Written instruction => Wherever the string "containing" appears, copy the whole line.

Records for this task =>
☆ ☆ ☆ ☆ ☆ ☆ ☆

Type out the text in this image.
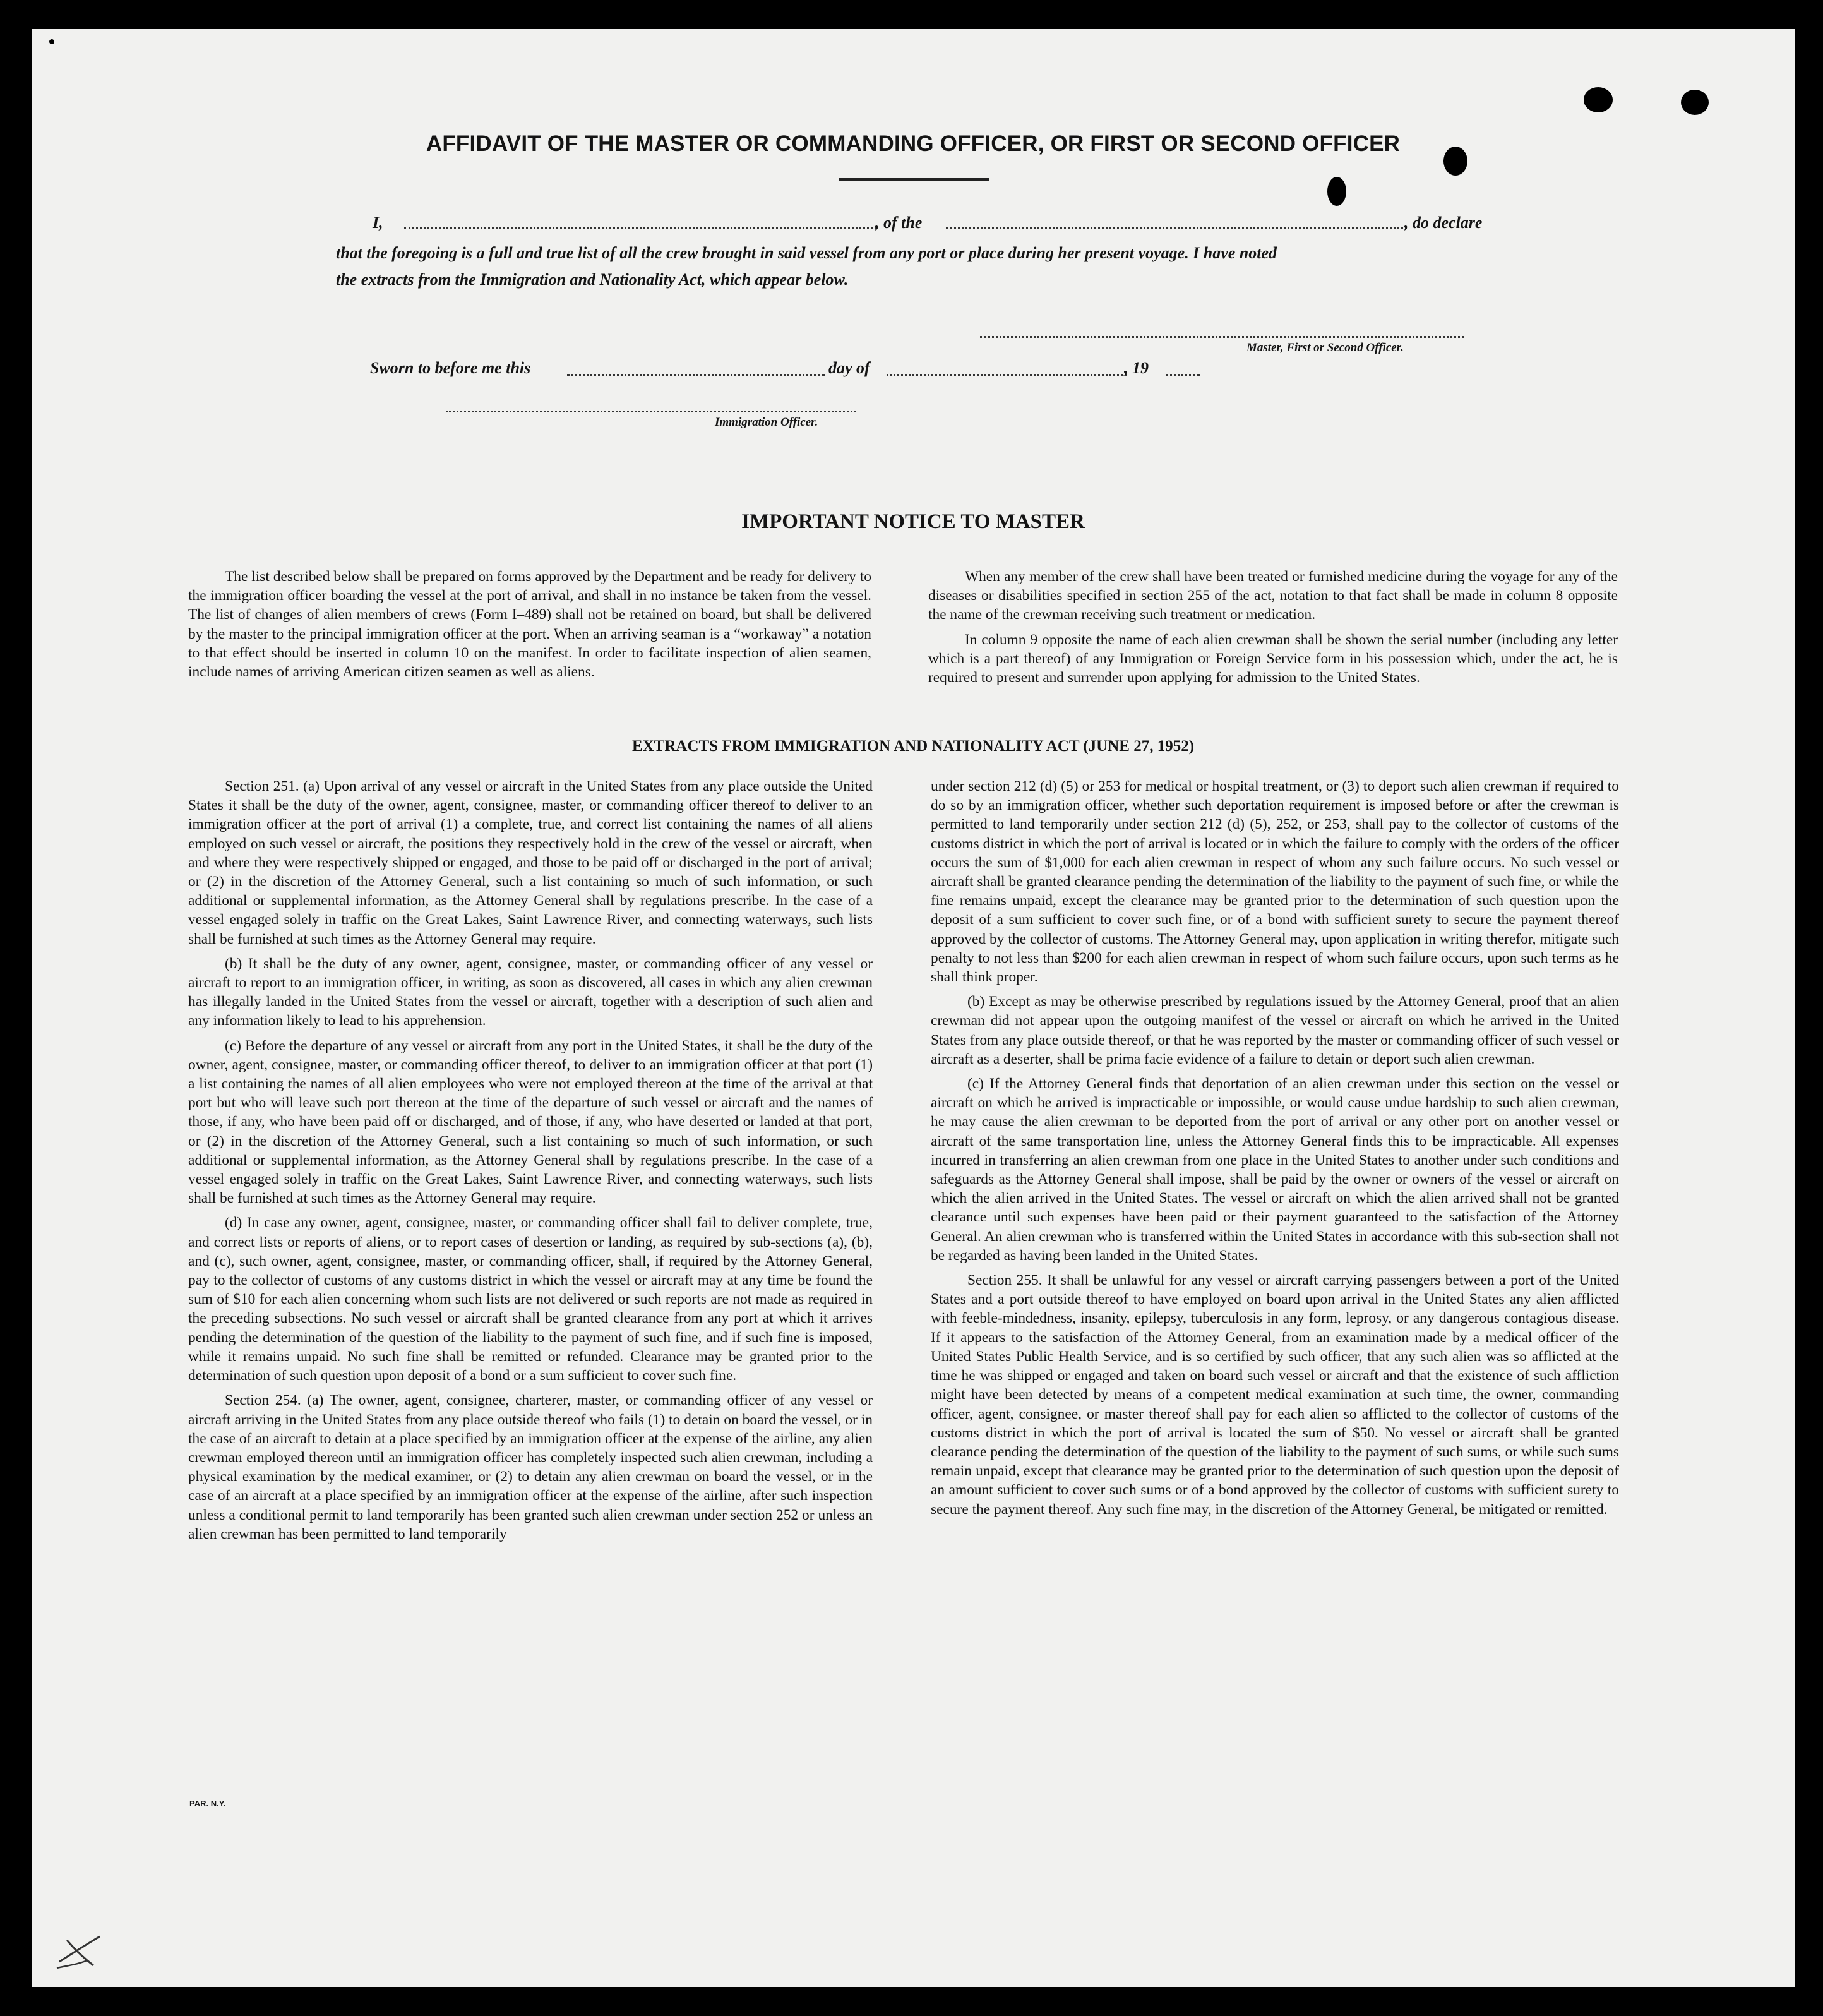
AFFIDAVIT OF THE MASTER OR COMMANDING OFFICER, OR FIRST OR SECOND OFFICER
I,	, of the	, do declare
that the foregoing is a full and true list of all the crew brought in said vessel from any port or place during her present voyage. I have noted
the extracts from the Immigration and Nationality Act, which appear below.
Master, First or Second Officer.
Sworn to before me this	day of	, 19
Immigration Officer.
IMPORTANT NOTICE TO MASTER

The list described below shall be prepared on forms approved by the Department and be ready for delivery to the immigration officer boarding the vessel at the port of arrival, and shall in no instance be taken from the vessel. The list of changes of alien members of crews (Form I–489) shall not be retained on board, but shall be delivered by the master to the principal immigration officer at the port. When an arriving seaman is a “workaway” a notation to that effect should be inserted in column 10 on the manifest. In order to facilitate inspection of alien seamen, include names of arriving American citizen seamen as well as aliens.

When any member of the crew shall have been treated or furnished medicine during the voyage for any of the diseases or disabilities specified in section 255 of the act, notation to that fact shall be made in column 8 opposite the name of the crewman receiving such treatment or medication.

In column 9 opposite the name of each alien crewman shall be shown the serial number (including any letter which is a part thereof) of any Immigration or Foreign Service form in his possession which, under the act, he is required to present and surrender upon applying for admission to the United States.

EXTRACTS FROM IMMIGRATION AND NATIONALITY ACT (JUNE 27, 1952)

Section 251. (a) Upon arrival of any vessel or aircraft in the United States from any place outside the United States it shall be the duty of the owner, agent, consignee, master, or commanding officer thereof to deliver to an immigration officer at the port of arrival (1) a complete, true, and correct list containing the names of all aliens employed on such vessel or aircraft, the positions they respectively hold in the crew of the vessel or aircraft, when and where they were respectively shipped or engaged, and those to be paid off or discharged in the port of arrival; or (2) in the discretion of the Attorney General, such a list containing so much of such information, or such additional or supplemental information, as the Attorney General shall by regulations prescribe. In the case of a vessel engaged solely in traffic on the Great Lakes, Saint Lawrence River, and connecting waterways, such lists shall be furnished at such times as the Attorney General may require.

(b) It shall be the duty of any owner, agent, consignee, master, or commanding officer of any vessel or aircraft to report to an immigration officer, in writing, as soon as discovered, all cases in which any alien crewman has illegally landed in the United States from the vessel or aircraft, together with a description of such alien and any information likely to lead to his apprehension.

(c) Before the departure of any vessel or aircraft from any port in the United States, it shall be the duty of the owner, agent, consignee, master, or commanding officer thereof, to deliver to an immigration officer at that port (1) a list containing the names of all alien employees who were not employed thereon at the time of the arrival at that port but who will leave such port thereon at the time of the departure of such vessel or aircraft and the names of those, if any, who have been paid off or discharged, and of those, if any, who have deserted or landed at that port, or (2) in the discretion of the Attorney General, such a list containing so much of such information, or such additional or supplemental information, as the Attorney General shall by regulations prescribe. In the case of a vessel engaged solely in traffic on the Great Lakes, Saint Lawrence River, and connecting waterways, such lists shall be furnished at such times as the Attorney General may require.

(d) In case any owner, agent, consignee, master, or commanding officer shall fail to deliver complete, true, and correct lists or reports of aliens, or to report cases of desertion or landing, as required by sub-sections (a), (b), and (c), such owner, agent, consignee, master, or commanding officer, shall, if required by the Attorney General, pay to the collector of customs of any customs district in which the vessel or aircraft may at any time be found the sum of $10 for each alien concerning whom such lists are not delivered or such reports are not made as required in the preceding subsections. No such vessel or aircraft shall be granted clearance from any port at which it arrives pending the determination of the question of the liability to the payment of such fine, and if such fine is imposed, while it remains unpaid. No such fine shall be remitted or refunded. Clearance may be granted prior to the determination of such question upon deposit of a bond or a sum sufficient to cover such fine.

Section 254. (a) The owner, agent, consignee, charterer, master, or commanding officer of any vessel or aircraft arriving in the United States from any place outside thereof who fails (1) to detain on board the vessel, or in the case of an aircraft to detain at a place specified by an immigration officer at the expense of the airline, any alien crewman employed thereon until an immigration officer has completely inspected such alien crewman, including a physical examination by the medical examiner, or (2) to detain any alien crewman on board the vessel, or in the case of an aircraft at a place specified by an immigration officer at the expense of the airline, after such inspection unless a conditional permit to land temporarily has been granted such alien crewman under section 252 or unless an alien crewman has been permitted to land temporarily

under section 212 (d) (5) or 253 for medical or hospital treatment, or (3) to deport such alien crewman if required to do so by an immigration officer, whether such deportation requirement is imposed before or after the crewman is permitted to land temporarily under section 212 (d) (5), 252, or 253, shall pay to the collector of customs of the customs district in which the port of arrival is located or in which the failure to comply with the orders of the officer occurs the sum of $1,000 for each alien crewman in respect of whom any such failure occurs. No such vessel or aircraft shall be granted clearance pending the determination of the liability to the payment of such fine, or while the fine remains unpaid, except the clearance may be granted prior to the determination of such question upon the deposit of a sum sufficient to cover such fine, or of a bond with sufficient surety to secure the payment thereof approved by the collector of customs. The Attorney General may, upon application in writing therefor, mitigate such penalty to not less than $200 for each alien crewman in respect of whom such failure occurs, upon such terms as he shall think proper.

(b) Except as may be otherwise prescribed by regulations issued by the Attorney General, proof that an alien crewman did not appear upon the outgoing manifest of the vessel or aircraft on which he arrived in the United States from any place outside thereof, or that he was reported by the master or commanding officer of such vessel or aircraft as a deserter, shall be prima facie evidence of a failure to detain or deport such alien crewman.

(c) If the Attorney General finds that deportation of an alien crewman under this section on the vessel or aircraft on which he arrived is impracticable or impossible, or would cause undue hardship to such alien crewman, he may cause the alien crewman to be deported from the port of arrival or any other port on another vessel or aircraft of the same transportation line, unless the Attorney General finds this to be impracticable. All expenses incurred in transferring an alien crewman from one place in the United States to another under such conditions and safeguards as the Attorney General shall impose, shall be paid by the owner or owners of the vessel or aircraft on which the alien arrived in the United States. The vessel or aircraft on which the alien arrived shall not be granted clearance until such expenses have been paid or their payment guaranteed to the satisfaction of the Attorney General. An alien crewman who is transferred within the United States in accordance with this sub-section shall not be regarded as having been landed in the United States.

Section 255. It shall be unlawful for any vessel or aircraft carrying passengers between a port of the United States and a port outside thereof to have employed on board upon arrival in the United States any alien afflicted with feeble-mindedness, insanity, epilepsy, tuberculosis in any form, leprosy, or any dangerous contagious disease. If it appears to the satisfaction of the Attorney General, from an examination made by a medical officer of the United States Public Health Service, and is so certified by such officer, that any such alien was so afflicted at the time he was shipped or engaged and taken on board such vessel or aircraft and that the existence of such affliction might have been detected by means of a competent medical examination at such time, the owner, commanding officer, agent, consignee, or master thereof shall pay for each alien so afflicted to the collector of customs of the customs district in which the port of arrival is located the sum of $50. No vessel or aircraft shall be granted clearance pending the determination of the question of the liability to the payment of such sums, or while such sums remain unpaid, except that clearance may be granted prior to the determination of such question upon the deposit of an amount sufficient to cover such sums or of a bond approved by the collector of customs with sufficient surety to secure the payment thereof. Any such fine may, in the discretion of the Attorney General, be mitigated or remitted.

PAR. N.Y.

☆ ☆ ☆ ☆ ☆ ☆ ☆

Result =>
Section 251. (a) Upon arrival of any vessel or aircraft in the United States from any place outside the United States it shall be the duty of the owner, agent, consignee, master, or commanding officer thereof to deliver to an immigration officer at the port of arrival (1) a complete, true, and correct list containing the names of all aliens employed on such vessel or aircraft, the positions they respectively hold in the crew of the vessel or aircraft, when and where they were respectively shipped or engaged, and those to be paid off or discharged in the port of arrival; or (2) in the discretion of the Attorney General, such a list containing so much of such information, or such additional or supplemental information, as the Attorney General shall by regulations prescribe. In the case of a vessel engaged solely in traffic on the Great Lakes, Saint Lawrence River, and connecting waterways, such lists shall be furnished at such times as the Attorney General may require.
(c) Before the departure of any vessel or aircraft from any port in the United States, it shall be the duty of the owner, agent, consignee, master, or commanding officer thereof, to deliver to an immigration officer at that port (1) a list containing the names of all alien employees who were not employed thereon at the time of the arrival at that port but who will leave such port thereon at the time of the departure of such vessel or aircraft and the names of those, if any, who have been paid off or discharged, and of those, if any, who have deserted or landed at that port, or (2) in the discretion of the Attorney General, such a list containing so much of such information, or such additional or supplemental information, as the Attorney General shall by regulations prescribe. In the case of a vessel engaged solely in traffic on the Great Lakes, Saint Lawrence River, and connecting waterways, such lists shall be furnished at such times as the Attorney General may require.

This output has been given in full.